- Directions: Single out each line with the word "사용자로서" and copy it.

[Records]
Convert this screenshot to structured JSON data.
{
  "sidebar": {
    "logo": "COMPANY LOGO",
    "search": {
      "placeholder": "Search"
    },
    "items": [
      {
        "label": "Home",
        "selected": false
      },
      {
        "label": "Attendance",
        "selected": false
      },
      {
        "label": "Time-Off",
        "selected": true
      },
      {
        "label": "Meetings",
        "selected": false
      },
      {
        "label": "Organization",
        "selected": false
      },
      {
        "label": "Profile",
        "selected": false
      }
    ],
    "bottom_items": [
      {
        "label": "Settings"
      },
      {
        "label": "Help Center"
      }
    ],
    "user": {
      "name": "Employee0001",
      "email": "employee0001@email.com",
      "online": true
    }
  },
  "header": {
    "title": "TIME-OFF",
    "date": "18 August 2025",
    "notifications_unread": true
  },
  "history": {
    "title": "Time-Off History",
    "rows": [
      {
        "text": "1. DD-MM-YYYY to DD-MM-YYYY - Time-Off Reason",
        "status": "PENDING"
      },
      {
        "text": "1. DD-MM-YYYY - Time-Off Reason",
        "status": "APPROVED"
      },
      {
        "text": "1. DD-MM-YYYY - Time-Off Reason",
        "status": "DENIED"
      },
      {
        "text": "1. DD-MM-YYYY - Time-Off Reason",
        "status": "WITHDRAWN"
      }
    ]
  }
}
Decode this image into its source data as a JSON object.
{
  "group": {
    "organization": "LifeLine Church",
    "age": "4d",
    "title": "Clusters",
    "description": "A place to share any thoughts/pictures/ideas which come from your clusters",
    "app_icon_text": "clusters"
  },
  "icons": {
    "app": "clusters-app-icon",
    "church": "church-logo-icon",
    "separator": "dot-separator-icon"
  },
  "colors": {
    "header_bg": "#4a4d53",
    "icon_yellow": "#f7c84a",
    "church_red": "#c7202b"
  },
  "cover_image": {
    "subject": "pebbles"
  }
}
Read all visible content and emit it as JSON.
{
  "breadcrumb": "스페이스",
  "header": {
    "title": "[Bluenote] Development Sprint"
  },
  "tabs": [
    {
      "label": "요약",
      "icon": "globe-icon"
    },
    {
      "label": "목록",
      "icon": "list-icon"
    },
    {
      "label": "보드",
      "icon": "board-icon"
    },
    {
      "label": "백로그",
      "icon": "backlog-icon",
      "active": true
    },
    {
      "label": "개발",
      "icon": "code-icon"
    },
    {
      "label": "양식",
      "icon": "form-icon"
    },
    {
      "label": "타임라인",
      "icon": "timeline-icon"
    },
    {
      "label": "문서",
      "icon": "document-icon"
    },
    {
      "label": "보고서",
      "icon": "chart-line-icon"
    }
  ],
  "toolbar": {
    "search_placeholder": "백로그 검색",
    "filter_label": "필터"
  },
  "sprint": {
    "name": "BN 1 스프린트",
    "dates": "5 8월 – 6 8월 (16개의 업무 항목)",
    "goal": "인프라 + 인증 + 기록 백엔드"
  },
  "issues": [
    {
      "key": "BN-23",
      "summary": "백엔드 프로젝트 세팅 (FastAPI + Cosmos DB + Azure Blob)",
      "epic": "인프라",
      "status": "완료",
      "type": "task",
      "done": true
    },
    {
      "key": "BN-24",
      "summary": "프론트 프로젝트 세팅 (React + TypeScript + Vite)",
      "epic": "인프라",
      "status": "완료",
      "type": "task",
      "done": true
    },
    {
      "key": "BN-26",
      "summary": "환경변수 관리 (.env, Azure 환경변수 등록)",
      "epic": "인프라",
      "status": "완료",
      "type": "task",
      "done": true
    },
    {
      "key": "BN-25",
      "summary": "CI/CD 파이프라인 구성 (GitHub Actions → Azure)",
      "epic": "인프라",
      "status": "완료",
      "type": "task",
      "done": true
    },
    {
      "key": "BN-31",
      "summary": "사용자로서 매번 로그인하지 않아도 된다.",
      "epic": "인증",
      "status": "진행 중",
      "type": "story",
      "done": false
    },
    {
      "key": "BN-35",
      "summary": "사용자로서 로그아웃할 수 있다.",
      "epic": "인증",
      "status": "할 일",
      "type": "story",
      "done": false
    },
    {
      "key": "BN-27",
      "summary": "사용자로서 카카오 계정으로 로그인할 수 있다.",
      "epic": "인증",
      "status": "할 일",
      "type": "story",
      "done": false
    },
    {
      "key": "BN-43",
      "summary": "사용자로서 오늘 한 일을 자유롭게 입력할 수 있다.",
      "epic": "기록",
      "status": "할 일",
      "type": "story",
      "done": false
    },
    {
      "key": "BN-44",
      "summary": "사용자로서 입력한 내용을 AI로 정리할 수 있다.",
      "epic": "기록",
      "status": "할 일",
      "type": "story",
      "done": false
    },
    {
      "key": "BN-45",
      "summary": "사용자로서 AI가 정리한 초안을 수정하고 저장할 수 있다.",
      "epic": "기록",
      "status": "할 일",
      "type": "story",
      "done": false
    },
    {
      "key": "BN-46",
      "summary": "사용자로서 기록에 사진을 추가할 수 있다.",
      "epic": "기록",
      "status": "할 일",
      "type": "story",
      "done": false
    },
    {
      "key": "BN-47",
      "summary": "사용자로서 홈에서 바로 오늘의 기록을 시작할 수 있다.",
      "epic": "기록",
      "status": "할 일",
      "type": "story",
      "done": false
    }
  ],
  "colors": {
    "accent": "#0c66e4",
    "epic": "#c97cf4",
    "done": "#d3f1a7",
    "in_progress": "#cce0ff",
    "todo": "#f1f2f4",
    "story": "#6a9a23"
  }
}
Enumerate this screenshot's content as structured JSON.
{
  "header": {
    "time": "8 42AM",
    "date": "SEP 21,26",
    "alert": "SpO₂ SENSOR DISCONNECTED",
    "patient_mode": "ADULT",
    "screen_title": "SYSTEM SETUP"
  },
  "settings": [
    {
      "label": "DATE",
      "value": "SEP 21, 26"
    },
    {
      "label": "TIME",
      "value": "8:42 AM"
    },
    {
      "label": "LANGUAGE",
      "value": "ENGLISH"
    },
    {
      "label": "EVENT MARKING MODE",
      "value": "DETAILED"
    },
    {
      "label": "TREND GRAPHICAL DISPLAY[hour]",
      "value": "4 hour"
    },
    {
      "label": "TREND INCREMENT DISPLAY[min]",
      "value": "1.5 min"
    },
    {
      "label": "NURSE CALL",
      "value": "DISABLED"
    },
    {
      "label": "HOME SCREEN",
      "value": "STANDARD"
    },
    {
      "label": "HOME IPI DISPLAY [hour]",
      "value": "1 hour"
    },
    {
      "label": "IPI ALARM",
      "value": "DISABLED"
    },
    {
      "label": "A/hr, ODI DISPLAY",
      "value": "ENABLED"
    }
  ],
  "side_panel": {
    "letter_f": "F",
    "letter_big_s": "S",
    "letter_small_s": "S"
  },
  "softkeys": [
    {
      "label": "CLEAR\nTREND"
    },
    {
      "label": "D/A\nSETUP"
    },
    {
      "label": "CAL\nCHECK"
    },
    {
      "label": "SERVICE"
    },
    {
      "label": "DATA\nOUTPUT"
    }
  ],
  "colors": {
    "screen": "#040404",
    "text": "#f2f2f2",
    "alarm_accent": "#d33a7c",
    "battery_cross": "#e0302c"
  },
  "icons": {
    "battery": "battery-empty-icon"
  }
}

- Written answer:
      "summary": "사용자로서 매번 로그인하지 않아도 된다.",
      "summary": "사용자로서 로그아웃할 수 있다.",
      "summary": "사용자로서 카카오 계정으로 로그인할 수 있다.",
      "summary": "사용자로서 오늘 한 일을 자유롭게 입력할 수 있다.",
      "summary": "사용자로서 입력한 내용을 AI로 정리할 수 있다.",
      "summary": "사용자로서 AI가 정리한 초안을 수정하고 저장할 수 있다.",
      "summary": "사용자로서 기록에 사진을 추가할 수 있다.",
      "summary": "사용자로서 홈에서 바로 오늘의 기록을 시작할 수 있다.",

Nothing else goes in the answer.